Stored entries
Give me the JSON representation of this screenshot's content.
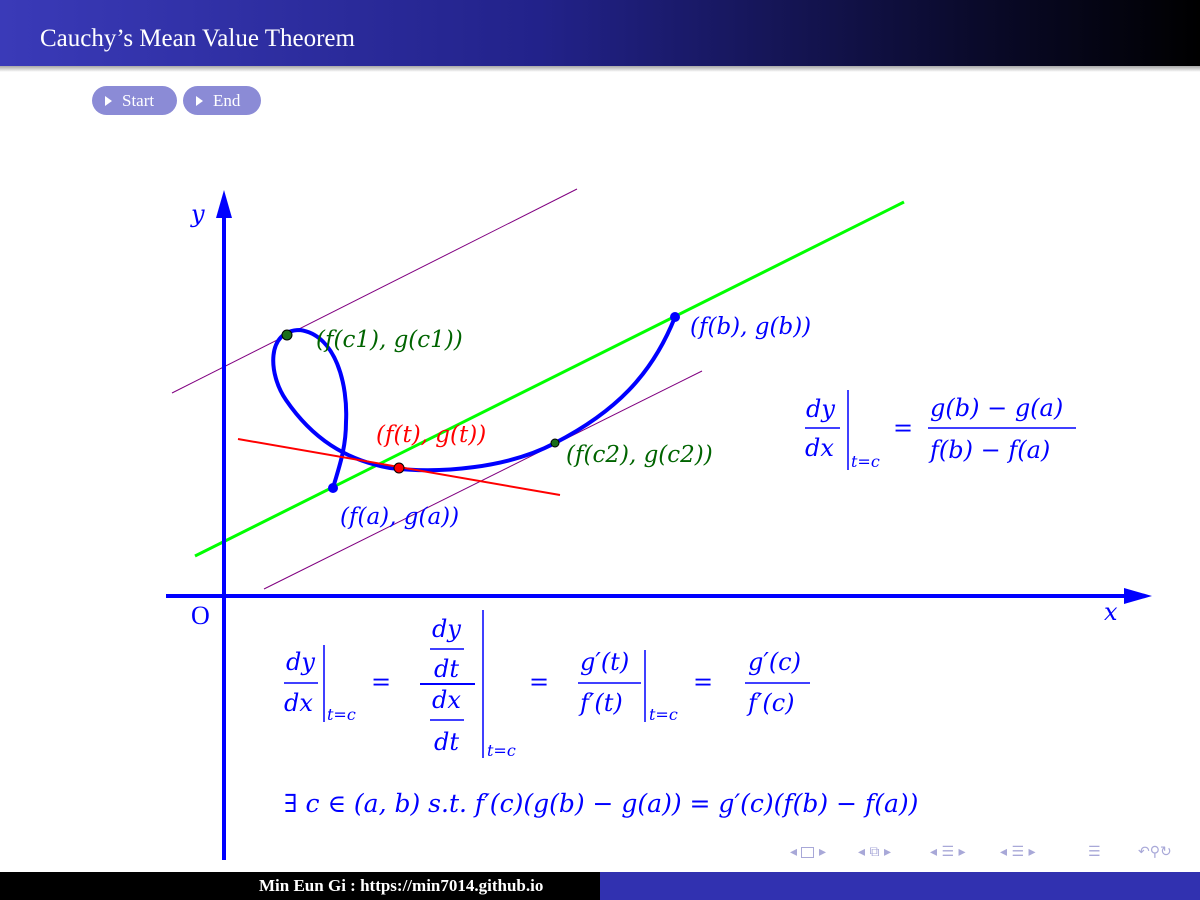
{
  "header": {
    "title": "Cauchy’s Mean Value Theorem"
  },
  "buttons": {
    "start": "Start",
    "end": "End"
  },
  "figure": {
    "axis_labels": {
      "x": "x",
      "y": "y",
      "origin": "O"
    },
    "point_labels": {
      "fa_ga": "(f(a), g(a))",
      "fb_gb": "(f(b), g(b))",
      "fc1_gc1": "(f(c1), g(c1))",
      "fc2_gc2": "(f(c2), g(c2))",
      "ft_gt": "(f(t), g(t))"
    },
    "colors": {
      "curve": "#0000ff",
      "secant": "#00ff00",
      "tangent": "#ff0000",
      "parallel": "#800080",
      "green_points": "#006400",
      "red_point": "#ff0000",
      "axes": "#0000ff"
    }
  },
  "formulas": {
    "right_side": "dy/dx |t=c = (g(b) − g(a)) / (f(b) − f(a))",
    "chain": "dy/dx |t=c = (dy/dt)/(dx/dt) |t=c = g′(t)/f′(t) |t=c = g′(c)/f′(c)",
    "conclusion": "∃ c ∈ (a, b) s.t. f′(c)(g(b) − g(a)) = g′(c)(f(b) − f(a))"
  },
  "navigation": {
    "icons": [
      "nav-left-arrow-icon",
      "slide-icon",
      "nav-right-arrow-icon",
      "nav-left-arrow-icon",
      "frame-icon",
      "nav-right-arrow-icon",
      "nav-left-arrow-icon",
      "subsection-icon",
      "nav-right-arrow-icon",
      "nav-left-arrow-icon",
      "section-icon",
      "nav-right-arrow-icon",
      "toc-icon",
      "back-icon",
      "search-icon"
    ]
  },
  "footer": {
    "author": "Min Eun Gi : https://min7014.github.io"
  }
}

--

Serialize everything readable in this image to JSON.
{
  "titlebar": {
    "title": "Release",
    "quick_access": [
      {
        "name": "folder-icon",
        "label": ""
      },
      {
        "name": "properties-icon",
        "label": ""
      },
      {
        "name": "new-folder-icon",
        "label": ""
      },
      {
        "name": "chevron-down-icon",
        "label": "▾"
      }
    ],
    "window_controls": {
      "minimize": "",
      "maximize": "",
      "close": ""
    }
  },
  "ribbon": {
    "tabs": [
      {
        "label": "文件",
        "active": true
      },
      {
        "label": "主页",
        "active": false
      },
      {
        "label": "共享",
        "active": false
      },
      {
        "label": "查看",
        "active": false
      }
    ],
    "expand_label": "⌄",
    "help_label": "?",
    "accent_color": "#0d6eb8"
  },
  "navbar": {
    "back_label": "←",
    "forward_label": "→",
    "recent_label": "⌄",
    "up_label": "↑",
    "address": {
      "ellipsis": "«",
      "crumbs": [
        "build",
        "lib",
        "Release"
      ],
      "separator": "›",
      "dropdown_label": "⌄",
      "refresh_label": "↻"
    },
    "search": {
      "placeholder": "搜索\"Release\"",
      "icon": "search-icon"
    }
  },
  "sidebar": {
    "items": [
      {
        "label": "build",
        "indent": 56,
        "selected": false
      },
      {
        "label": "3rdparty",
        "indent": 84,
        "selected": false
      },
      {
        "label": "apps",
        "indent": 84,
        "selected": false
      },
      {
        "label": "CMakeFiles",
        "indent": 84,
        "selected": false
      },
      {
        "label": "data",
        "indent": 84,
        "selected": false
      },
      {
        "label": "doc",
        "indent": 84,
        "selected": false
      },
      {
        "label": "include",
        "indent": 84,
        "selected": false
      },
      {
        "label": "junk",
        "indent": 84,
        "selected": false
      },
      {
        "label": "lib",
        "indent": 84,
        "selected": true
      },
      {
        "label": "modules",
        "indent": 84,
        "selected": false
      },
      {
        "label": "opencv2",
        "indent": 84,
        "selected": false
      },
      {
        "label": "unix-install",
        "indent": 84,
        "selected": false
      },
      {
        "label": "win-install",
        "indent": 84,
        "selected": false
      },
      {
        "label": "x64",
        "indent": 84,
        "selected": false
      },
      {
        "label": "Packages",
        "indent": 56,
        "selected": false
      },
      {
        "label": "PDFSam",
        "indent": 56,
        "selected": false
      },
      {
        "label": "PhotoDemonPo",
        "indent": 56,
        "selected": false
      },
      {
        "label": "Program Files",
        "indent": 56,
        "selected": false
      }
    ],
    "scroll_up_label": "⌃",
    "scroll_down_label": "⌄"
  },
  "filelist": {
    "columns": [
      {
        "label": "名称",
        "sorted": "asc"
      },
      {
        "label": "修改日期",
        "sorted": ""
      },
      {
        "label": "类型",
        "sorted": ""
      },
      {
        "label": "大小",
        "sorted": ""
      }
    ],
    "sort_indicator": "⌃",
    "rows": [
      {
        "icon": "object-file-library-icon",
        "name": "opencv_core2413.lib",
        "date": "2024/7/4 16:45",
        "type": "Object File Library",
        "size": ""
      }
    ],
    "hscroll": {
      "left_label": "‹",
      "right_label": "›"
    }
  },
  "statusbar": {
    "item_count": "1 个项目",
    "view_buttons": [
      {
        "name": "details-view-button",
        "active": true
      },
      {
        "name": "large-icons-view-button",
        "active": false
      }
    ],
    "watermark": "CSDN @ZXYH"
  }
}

SHORT TASK => Collect from the data above every line that includes "this".

THE OUTPUT =>
Give me the JSON representation of this screenshot's content.
Serialize everything readable in this image to JSON.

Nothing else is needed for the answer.